The data:
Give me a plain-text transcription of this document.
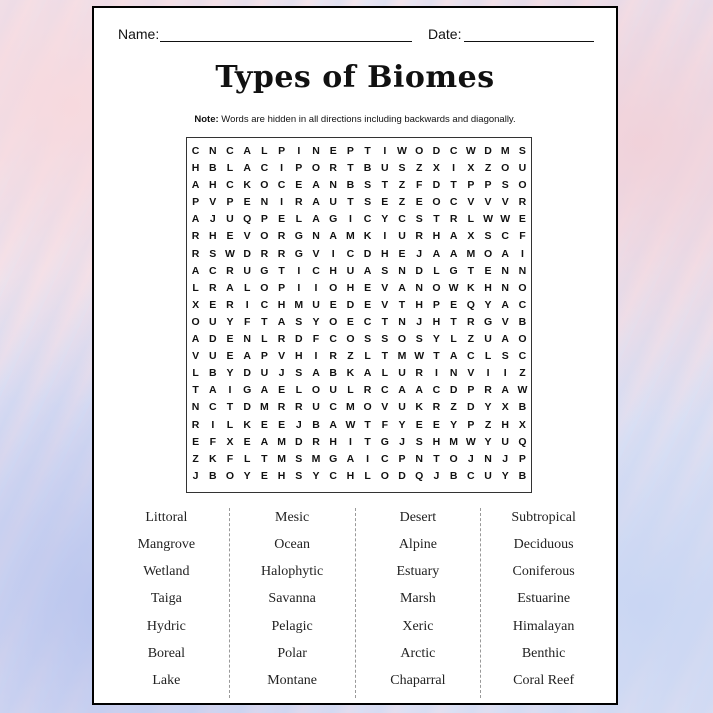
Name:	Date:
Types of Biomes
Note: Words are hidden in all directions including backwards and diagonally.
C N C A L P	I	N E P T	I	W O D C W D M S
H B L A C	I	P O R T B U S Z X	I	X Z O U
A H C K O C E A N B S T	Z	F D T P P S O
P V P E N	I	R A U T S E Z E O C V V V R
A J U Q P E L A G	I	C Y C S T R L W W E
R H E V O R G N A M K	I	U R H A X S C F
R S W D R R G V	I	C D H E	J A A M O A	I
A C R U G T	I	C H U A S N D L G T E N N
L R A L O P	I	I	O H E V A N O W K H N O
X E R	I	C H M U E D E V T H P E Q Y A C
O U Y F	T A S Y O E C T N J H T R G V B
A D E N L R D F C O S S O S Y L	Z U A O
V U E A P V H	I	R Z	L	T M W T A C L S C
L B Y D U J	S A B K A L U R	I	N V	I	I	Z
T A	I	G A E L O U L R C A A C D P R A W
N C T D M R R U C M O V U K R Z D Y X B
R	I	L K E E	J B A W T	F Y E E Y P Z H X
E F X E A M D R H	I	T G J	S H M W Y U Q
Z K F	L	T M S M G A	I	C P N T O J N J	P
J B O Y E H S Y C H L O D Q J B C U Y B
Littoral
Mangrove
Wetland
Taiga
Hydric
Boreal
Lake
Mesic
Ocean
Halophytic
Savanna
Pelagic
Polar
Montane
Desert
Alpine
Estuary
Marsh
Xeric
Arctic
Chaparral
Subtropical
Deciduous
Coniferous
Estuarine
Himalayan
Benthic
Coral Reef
---
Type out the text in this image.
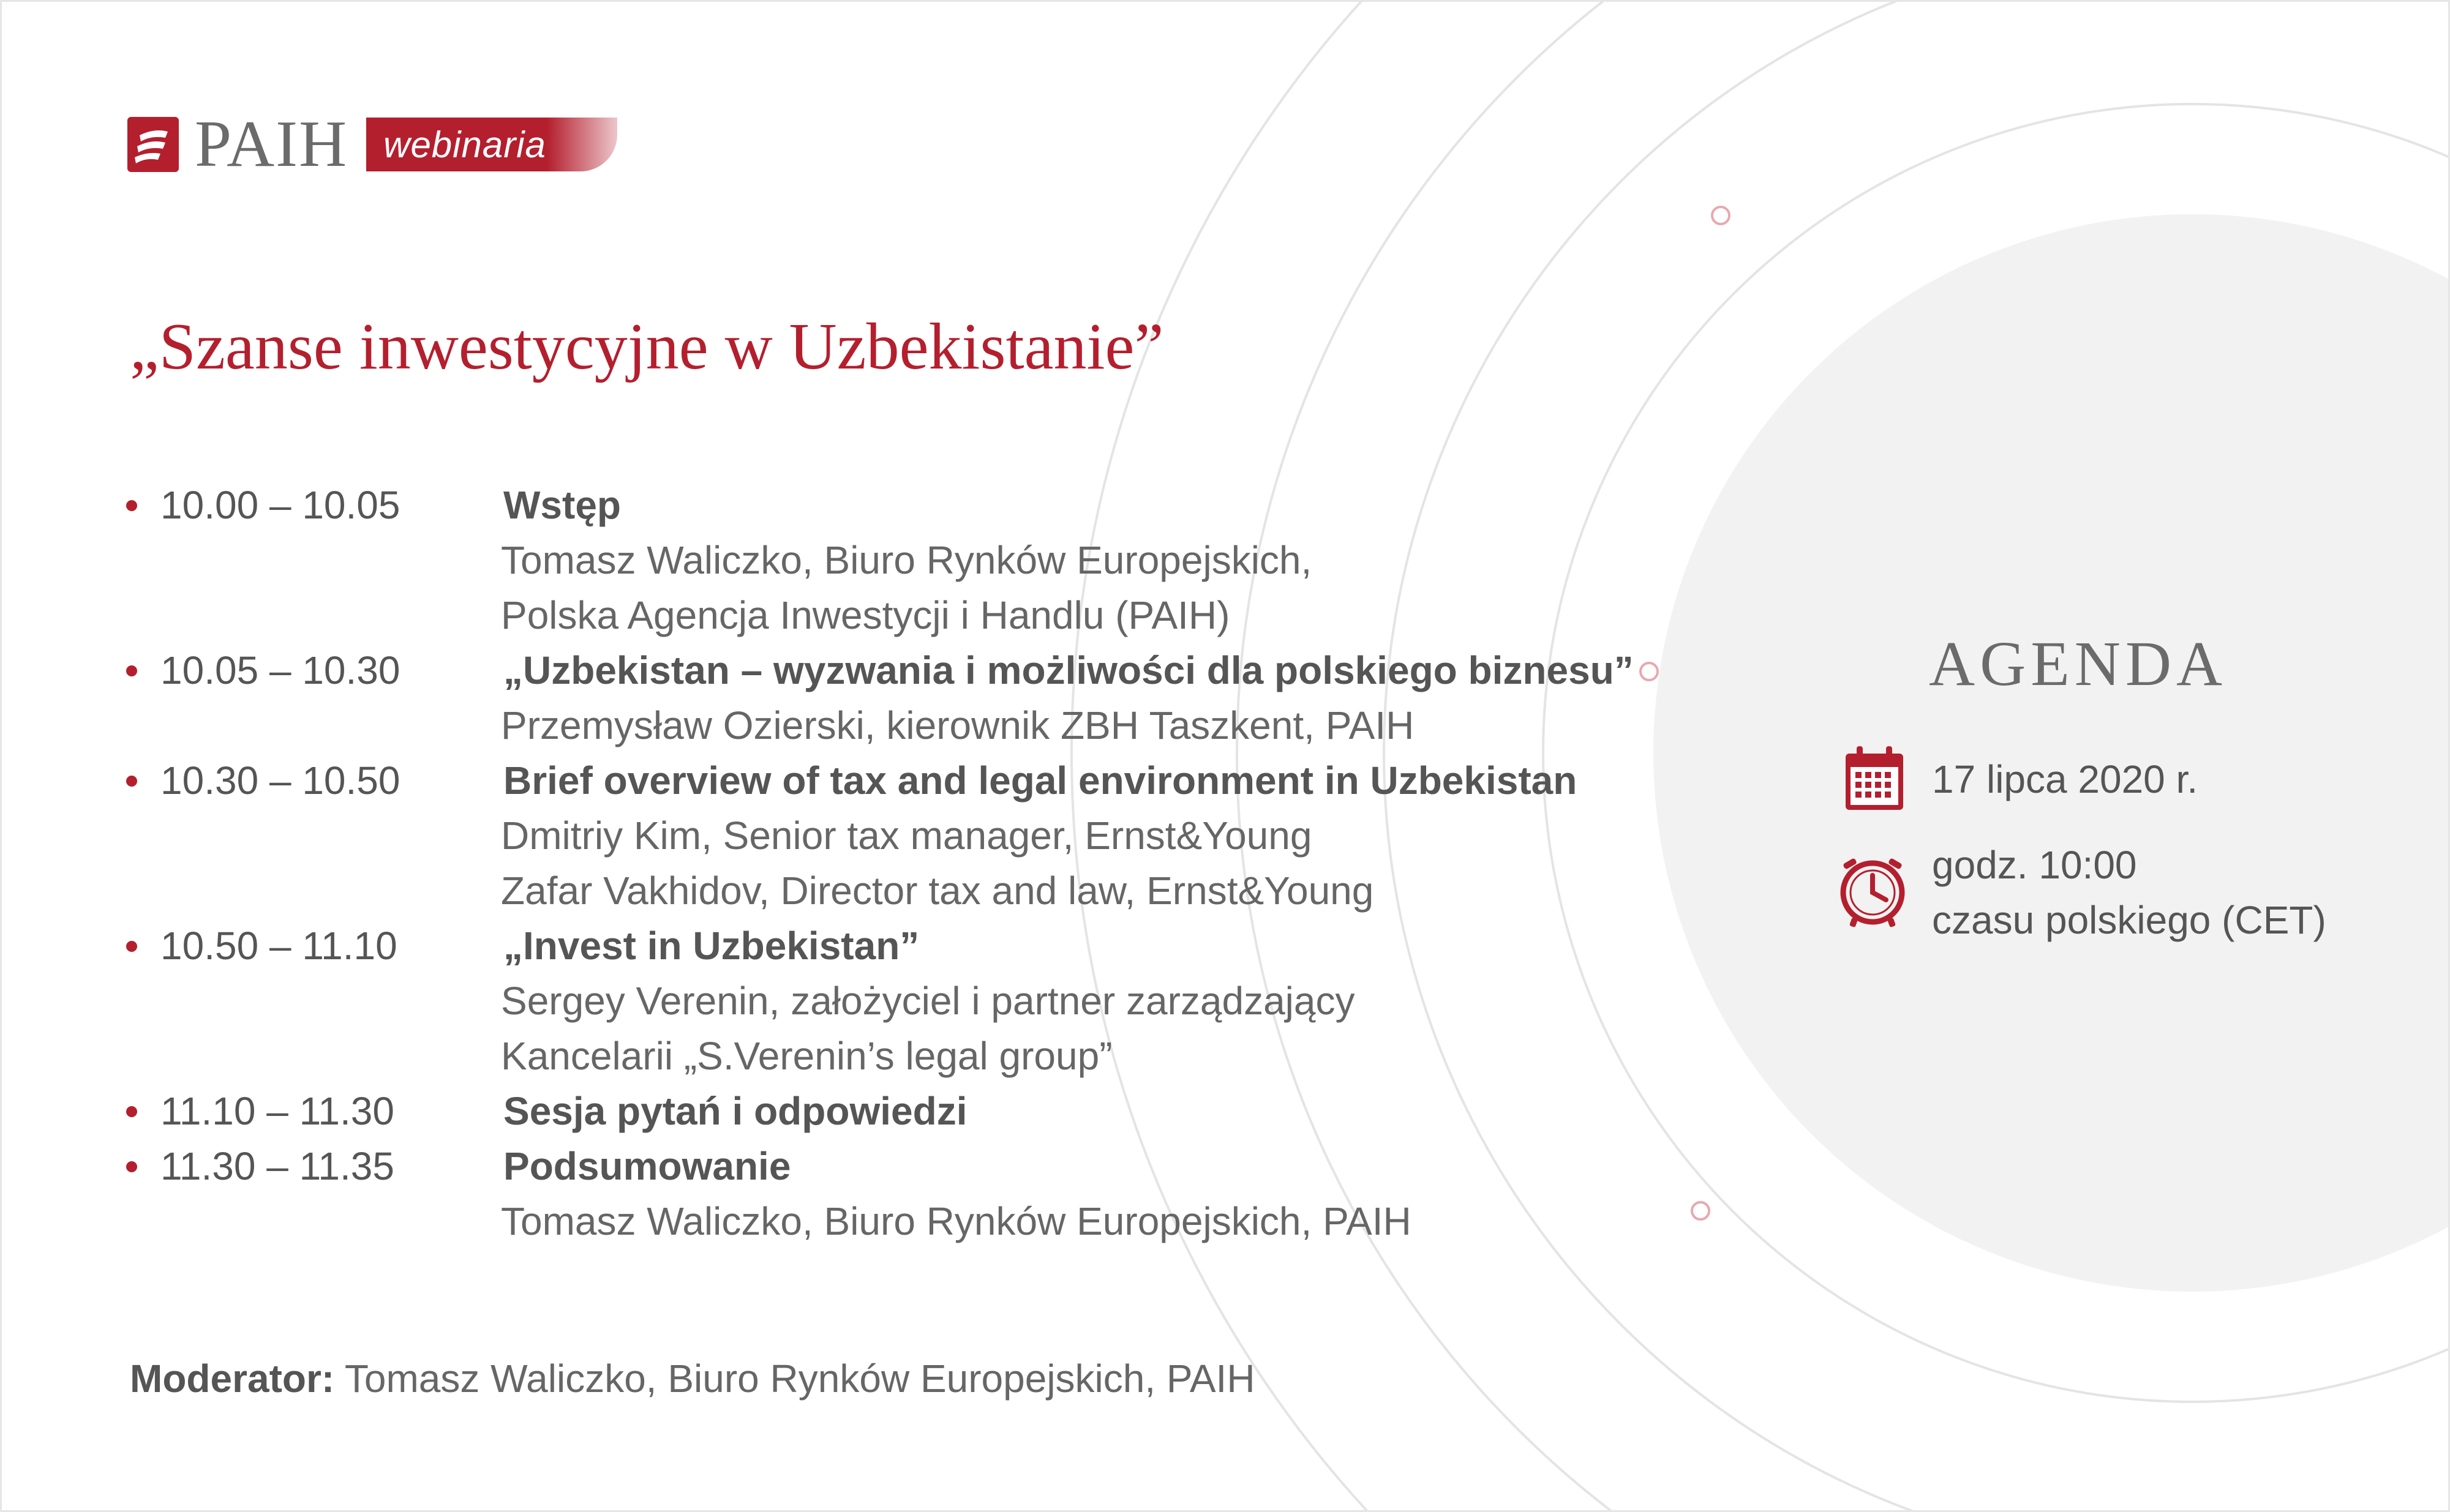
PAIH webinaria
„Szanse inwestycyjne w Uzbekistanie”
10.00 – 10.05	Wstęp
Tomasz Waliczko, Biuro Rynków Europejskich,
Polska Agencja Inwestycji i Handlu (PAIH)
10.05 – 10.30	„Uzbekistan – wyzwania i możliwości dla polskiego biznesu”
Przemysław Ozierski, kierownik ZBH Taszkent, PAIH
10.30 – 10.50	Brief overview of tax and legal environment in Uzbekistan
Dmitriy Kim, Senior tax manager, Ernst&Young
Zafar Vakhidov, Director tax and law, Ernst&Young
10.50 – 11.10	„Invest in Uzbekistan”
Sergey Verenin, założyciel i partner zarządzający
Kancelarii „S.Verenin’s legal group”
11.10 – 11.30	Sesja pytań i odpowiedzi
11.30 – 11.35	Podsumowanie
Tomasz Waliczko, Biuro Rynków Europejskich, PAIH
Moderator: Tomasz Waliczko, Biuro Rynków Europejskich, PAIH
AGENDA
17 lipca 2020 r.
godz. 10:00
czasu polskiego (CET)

Short problem: Count the lines in the material above where the string "Verenin" appears, then state only that count.

Output for this task: 2